>> Start DATA ENTRIES

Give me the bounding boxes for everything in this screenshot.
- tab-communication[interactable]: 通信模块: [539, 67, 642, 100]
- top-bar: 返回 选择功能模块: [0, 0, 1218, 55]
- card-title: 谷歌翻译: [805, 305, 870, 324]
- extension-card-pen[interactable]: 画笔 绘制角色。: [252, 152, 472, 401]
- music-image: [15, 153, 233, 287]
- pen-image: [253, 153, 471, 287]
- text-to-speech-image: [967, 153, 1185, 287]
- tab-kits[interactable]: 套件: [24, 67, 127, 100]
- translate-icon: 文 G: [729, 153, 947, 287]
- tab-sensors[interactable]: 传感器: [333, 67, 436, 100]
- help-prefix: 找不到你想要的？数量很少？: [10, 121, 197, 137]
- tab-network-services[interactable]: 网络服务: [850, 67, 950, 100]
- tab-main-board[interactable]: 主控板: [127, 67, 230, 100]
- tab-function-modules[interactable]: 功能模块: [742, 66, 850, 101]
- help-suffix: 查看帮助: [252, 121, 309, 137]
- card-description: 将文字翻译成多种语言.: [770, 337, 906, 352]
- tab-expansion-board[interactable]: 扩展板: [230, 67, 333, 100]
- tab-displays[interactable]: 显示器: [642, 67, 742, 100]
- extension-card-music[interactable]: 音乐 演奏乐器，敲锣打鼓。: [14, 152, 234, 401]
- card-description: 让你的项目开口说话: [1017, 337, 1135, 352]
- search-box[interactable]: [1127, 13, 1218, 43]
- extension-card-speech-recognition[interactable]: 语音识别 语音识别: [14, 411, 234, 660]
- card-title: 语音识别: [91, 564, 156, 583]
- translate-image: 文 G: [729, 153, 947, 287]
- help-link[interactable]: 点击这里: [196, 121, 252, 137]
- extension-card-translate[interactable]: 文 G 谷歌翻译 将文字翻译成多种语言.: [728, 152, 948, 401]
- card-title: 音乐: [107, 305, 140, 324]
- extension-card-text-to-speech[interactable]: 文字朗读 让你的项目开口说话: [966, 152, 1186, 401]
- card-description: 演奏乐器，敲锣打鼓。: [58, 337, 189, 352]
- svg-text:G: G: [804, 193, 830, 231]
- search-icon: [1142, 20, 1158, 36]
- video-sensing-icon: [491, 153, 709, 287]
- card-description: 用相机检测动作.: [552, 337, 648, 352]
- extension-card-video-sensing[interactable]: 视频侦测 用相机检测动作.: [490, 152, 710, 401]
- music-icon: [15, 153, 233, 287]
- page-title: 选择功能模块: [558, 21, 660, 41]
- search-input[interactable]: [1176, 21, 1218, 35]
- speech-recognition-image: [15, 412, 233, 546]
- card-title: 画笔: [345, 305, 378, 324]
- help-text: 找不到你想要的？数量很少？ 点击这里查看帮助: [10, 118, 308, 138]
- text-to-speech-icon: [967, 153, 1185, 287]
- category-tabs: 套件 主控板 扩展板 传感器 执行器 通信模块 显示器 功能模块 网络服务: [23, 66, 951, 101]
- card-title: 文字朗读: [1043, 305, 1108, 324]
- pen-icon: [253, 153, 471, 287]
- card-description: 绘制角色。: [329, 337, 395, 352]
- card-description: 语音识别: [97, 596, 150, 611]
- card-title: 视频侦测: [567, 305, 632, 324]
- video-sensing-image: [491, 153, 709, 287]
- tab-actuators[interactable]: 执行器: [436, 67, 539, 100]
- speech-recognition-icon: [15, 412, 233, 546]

>> End DATA ENTRIES

**PROBLEM**
Return the data above word for word, from its first line through the line containing "- tab-sensors[interactable]: 传感器: [333, 67, 436, 100]", with that line included.

**WRITTEN REPLY**
Give me the bounding boxes for everything in this screenshot.
- tab-communication[interactable]: 通信模块: [539, 67, 642, 100]
- top-bar: 返回 选择功能模块: [0, 0, 1218, 55]
- card-title: 谷歌翻译: [805, 305, 870, 324]
- extension-card-pen[interactable]: 画笔 绘制角色。: [252, 152, 472, 401]
- music-image: [15, 153, 233, 287]
- pen-image: [253, 153, 471, 287]
- text-to-speech-image: [967, 153, 1185, 287]
- tab-kits[interactable]: 套件: [24, 67, 127, 100]
- translate-icon: 文 G: [729, 153, 947, 287]
- tab-sensors[interactable]: 传感器: [333, 67, 436, 100]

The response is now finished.